# start of Exercise material
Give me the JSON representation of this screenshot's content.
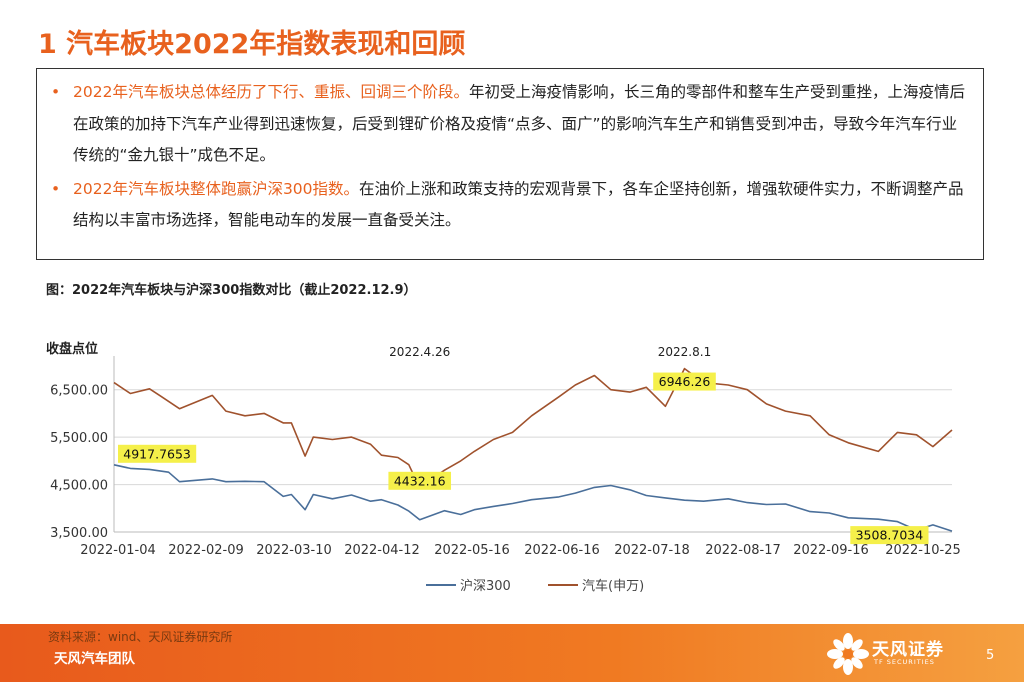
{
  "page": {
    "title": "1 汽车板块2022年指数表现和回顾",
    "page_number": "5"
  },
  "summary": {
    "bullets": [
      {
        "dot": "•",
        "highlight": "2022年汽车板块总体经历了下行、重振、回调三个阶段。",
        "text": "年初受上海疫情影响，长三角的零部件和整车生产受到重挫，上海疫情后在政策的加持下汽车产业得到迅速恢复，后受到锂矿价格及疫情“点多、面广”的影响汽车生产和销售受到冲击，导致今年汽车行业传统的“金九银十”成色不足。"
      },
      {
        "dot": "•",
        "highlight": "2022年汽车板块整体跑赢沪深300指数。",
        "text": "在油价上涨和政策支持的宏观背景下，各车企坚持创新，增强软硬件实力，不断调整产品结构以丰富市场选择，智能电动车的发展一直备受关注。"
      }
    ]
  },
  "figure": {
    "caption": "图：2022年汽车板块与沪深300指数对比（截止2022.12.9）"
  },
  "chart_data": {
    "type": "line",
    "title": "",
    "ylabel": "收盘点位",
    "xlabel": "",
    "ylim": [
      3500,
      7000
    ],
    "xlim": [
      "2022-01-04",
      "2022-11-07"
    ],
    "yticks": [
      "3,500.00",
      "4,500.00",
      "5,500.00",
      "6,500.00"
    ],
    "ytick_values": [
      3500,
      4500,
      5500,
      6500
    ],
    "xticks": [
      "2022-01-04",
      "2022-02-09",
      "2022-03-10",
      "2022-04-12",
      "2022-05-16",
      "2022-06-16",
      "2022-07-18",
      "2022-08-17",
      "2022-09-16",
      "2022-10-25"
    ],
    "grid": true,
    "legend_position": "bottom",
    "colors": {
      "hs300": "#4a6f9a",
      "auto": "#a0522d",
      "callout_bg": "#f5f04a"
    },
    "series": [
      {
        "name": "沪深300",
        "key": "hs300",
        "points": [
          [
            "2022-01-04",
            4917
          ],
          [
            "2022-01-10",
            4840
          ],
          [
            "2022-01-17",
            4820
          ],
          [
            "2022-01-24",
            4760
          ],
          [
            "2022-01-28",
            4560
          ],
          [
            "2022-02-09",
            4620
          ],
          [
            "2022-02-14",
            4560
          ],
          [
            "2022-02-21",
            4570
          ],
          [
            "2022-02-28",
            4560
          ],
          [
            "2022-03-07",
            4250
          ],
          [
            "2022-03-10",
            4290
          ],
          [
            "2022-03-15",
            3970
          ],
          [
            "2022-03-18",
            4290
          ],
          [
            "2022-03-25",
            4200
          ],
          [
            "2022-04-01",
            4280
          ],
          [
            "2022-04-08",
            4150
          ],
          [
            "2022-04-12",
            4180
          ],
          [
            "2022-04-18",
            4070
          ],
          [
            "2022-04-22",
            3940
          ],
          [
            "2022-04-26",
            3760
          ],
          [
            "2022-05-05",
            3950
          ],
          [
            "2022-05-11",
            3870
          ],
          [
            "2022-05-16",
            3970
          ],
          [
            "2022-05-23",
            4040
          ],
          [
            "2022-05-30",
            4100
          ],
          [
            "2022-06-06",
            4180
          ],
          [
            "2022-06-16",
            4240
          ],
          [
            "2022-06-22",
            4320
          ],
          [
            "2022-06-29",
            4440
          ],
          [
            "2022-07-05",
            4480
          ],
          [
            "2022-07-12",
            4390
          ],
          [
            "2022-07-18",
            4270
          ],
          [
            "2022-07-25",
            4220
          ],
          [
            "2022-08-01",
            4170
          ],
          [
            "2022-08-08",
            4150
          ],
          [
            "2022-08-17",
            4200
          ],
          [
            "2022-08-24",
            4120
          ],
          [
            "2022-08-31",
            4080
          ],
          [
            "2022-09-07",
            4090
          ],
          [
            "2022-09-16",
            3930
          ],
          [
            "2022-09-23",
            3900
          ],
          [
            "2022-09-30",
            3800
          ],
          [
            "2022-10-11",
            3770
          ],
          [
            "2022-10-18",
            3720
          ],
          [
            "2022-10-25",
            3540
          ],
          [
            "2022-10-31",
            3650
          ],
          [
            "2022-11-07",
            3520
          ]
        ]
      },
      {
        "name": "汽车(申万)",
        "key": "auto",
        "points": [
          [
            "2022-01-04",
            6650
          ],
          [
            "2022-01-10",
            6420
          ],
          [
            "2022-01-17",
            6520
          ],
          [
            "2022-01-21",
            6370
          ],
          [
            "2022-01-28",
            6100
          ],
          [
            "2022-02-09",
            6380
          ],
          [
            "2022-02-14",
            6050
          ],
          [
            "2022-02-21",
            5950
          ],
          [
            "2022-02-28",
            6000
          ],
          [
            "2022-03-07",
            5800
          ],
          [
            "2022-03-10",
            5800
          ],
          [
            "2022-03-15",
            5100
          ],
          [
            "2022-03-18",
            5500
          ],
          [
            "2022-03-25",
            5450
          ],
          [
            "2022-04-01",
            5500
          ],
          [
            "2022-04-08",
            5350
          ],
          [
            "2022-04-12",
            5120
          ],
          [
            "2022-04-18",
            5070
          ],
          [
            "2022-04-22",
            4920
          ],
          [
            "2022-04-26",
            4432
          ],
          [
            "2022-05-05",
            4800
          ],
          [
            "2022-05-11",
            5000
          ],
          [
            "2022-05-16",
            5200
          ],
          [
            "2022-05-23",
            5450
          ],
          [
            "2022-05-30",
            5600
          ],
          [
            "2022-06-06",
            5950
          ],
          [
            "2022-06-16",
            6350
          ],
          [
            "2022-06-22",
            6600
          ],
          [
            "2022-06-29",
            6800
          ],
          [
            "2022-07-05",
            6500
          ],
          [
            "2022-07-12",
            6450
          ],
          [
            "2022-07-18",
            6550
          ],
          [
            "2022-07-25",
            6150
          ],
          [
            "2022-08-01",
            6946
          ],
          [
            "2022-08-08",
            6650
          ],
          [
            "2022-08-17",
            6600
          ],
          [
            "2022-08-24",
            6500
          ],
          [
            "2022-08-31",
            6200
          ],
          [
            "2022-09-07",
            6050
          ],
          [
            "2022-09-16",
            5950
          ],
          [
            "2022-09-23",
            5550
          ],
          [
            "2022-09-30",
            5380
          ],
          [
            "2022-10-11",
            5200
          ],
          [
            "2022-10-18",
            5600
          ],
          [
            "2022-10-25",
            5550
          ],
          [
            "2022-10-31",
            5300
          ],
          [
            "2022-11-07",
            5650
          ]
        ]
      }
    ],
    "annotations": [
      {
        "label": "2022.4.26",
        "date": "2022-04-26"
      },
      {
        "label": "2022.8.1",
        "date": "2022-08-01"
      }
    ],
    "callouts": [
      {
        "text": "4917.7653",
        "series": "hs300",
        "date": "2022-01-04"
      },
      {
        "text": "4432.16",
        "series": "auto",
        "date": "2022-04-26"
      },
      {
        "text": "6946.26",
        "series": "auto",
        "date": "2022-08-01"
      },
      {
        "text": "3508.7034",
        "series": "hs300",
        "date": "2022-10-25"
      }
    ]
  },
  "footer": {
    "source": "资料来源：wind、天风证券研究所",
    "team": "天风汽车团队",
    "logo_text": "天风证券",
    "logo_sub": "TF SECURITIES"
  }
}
# end of Exercise material
What needs to be done
Copy the material above in full and exactly, skipping pictures.

Final result
Give me the JSON representation of this screenshot's content.
{
  "page": {
    "title": "1 汽车板块2022年指数表现和回顾",
    "page_number": "5"
  },
  "summary": {
    "bullets": [
      {
        "dot": "•",
        "highlight": "2022年汽车板块总体经历了下行、重振、回调三个阶段。",
        "text": "年初受上海疫情影响，长三角的零部件和整车生产受到重挫，上海疫情后在政策的加持下汽车产业得到迅速恢复，后受到锂矿价格及疫情“点多、面广”的影响汽车生产和销售受到冲击，导致今年汽车行业传统的“金九银十”成色不足。"
      },
      {
        "dot": "•",
        "highlight": "2022年汽车板块整体跑赢沪深300指数。",
        "text": "在油价上涨和政策支持的宏观背景下，各车企坚持创新，增强软硬件实力，不断调整产品结构以丰富市场选择，智能电动车的发展一直备受关注。"
      }
    ]
  },
  "figure": {
    "caption": "图：2022年汽车板块与沪深300指数对比（截止2022.12.9）"
  },
  "chart_data": {
    "type": "line",
    "title": "",
    "ylabel": "收盘点位",
    "xlabel": "",
    "ylim": [
      3500,
      7000
    ],
    "xlim": [
      "2022-01-04",
      "2022-11-07"
    ],
    "yticks": [
      "3,500.00",
      "4,500.00",
      "5,500.00",
      "6,500.00"
    ],
    "ytick_values": [
      3500,
      4500,
      5500,
      6500
    ],
    "xticks": [
      "2022-01-04",
      "2022-02-09",
      "2022-03-10",
      "2022-04-12",
      "2022-05-16",
      "2022-06-16",
      "2022-07-18",
      "2022-08-17",
      "2022-09-16",
      "2022-10-25"
    ],
    "grid": true,
    "legend_position": "bottom",
    "colors": {
      "hs300": "#4a6f9a",
      "auto": "#a0522d",
      "callout_bg": "#f5f04a"
    },
    "series": [
      {
        "name": "沪深300",
        "key": "hs300",
        "points": [
          [
            "2022-01-04",
            4917
          ],
          [
            "2022-01-10",
            4840
          ],
          [
            "2022-01-17",
            4820
          ],
          [
            "2022-01-24",
            4760
          ],
          [
            "2022-01-28",
            4560
          ],
          [
            "2022-02-09",
            4620
          ],
          [
            "2022-02-14",
            4560
          ],
          [
            "2022-02-21",
            4570
          ],
          [
            "2022-02-28",
            4560
          ],
          [
            "2022-03-07",
            4250
          ],
          [
            "2022-03-10",
            4290
          ],
          [
            "2022-03-15",
            3970
          ],
          [
            "2022-03-18",
            4290
          ],
          [
            "2022-03-25",
            4200
          ],
          [
            "2022-04-01",
            4280
          ],
          [
            "2022-04-08",
            4150
          ],
          [
            "2022-04-12",
            4180
          ],
          [
            "2022-04-18",
            4070
          ],
          [
            "2022-04-22",
            3940
          ],
          [
            "2022-04-26",
            3760
          ],
          [
            "2022-05-05",
            3950
          ],
          [
            "2022-05-11",
            3870
          ],
          [
            "2022-05-16",
            3970
          ],
          [
            "2022-05-23",
            4040
          ],
          [
            "2022-05-30",
            4100
          ],
          [
            "2022-06-06",
            4180
          ],
          [
            "2022-06-16",
            4240
          ],
          [
            "2022-06-22",
            4320
          ],
          [
            "2022-06-29",
            4440
          ],
          [
            "2022-07-05",
            4480
          ],
          [
            "2022-07-12",
            4390
          ],
          [
            "2022-07-18",
            4270
          ],
          [
            "2022-07-25",
            4220
          ],
          [
            "2022-08-01",
            4170
          ],
          [
            "2022-08-08",
            4150
          ],
          [
            "2022-08-17",
            4200
          ],
          [
            "2022-08-24",
            4120
          ],
          [
            "2022-08-31",
            4080
          ],
          [
            "2022-09-07",
            4090
          ],
          [
            "2022-09-16",
            3930
          ],
          [
            "2022-09-23",
            3900
          ],
          [
            "2022-09-30",
            3800
          ],
          [
            "2022-10-11",
            3770
          ],
          [
            "2022-10-18",
            3720
          ],
          [
            "2022-10-25",
            3540
          ],
          [
            "2022-10-31",
            3650
          ],
          [
            "2022-11-07",
            3520
          ]
        ]
      },
      {
        "name": "汽车(申万)",
        "key": "auto",
        "points": [
          [
            "2022-01-04",
            6650
          ],
          [
            "2022-01-10",
            6420
          ],
          [
            "2022-01-17",
            6520
          ],
          [
            "2022-01-21",
            6370
          ],
          [
            "2022-01-28",
            6100
          ],
          [
            "2022-02-09",
            6380
          ],
          [
            "2022-02-14",
            6050
          ],
          [
            "2022-02-21",
            5950
          ],
          [
            "2022-02-28",
            6000
          ],
          [
            "2022-03-07",
            5800
          ],
          [
            "2022-03-10",
            5800
          ],
          [
            "2022-03-15",
            5100
          ],
          [
            "2022-03-18",
            5500
          ],
          [
            "2022-03-25",
            5450
          ],
          [
            "2022-04-01",
            5500
          ],
          [
            "2022-04-08",
            5350
          ],
          [
            "2022-04-12",
            5120
          ],
          [
            "2022-04-18",
            5070
          ],
          [
            "2022-04-22",
            4920
          ],
          [
            "2022-04-26",
            4432
          ],
          [
            "2022-05-05",
            4800
          ],
          [
            "2022-05-11",
            5000
          ],
          [
            "2022-05-16",
            5200
          ],
          [
            "2022-05-23",
            5450
          ],
          [
            "2022-05-30",
            5600
          ],
          [
            "2022-06-06",
            5950
          ],
          [
            "2022-06-16",
            6350
          ],
          [
            "2022-06-22",
            6600
          ],
          [
            "2022-06-29",
            6800
          ],
          [
            "2022-07-05",
            6500
          ],
          [
            "2022-07-12",
            6450
          ],
          [
            "2022-07-18",
            6550
          ],
          [
            "2022-07-25",
            6150
          ],
          [
            "2022-08-01",
            6946
          ],
          [
            "2022-08-08",
            6650
          ],
          [
            "2022-08-17",
            6600
          ],
          [
            "2022-08-24",
            6500
          ],
          [
            "2022-08-31",
            6200
          ],
          [
            "2022-09-07",
            6050
          ],
          [
            "2022-09-16",
            5950
          ],
          [
            "2022-09-23",
            5550
          ],
          [
            "2022-09-30",
            5380
          ],
          [
            "2022-10-11",
            5200
          ],
          [
            "2022-10-18",
            5600
          ],
          [
            "2022-10-25",
            5550
          ],
          [
            "2022-10-31",
            5300
          ],
          [
            "2022-11-07",
            5650
          ]
        ]
      }
    ],
    "annotations": [
      {
        "label": "2022.4.26",
        "date": "2022-04-26"
      },
      {
        "label": "2022.8.1",
        "date": "2022-08-01"
      }
    ],
    "callouts": [
      {
        "text": "4917.7653",
        "series": "hs300",
        "date": "2022-01-04"
      },
      {
        "text": "4432.16",
        "series": "auto",
        "date": "2022-04-26"
      },
      {
        "text": "6946.26",
        "series": "auto",
        "date": "2022-08-01"
      },
      {
        "text": "3508.7034",
        "series": "hs300",
        "date": "2022-10-25"
      }
    ]
  },
  "footer": {
    "source": "资料来源：wind、天风证券研究所",
    "team": "天风汽车团队",
    "logo_text": "天风证券",
    "logo_sub": "TF SECURITIES"
  }
}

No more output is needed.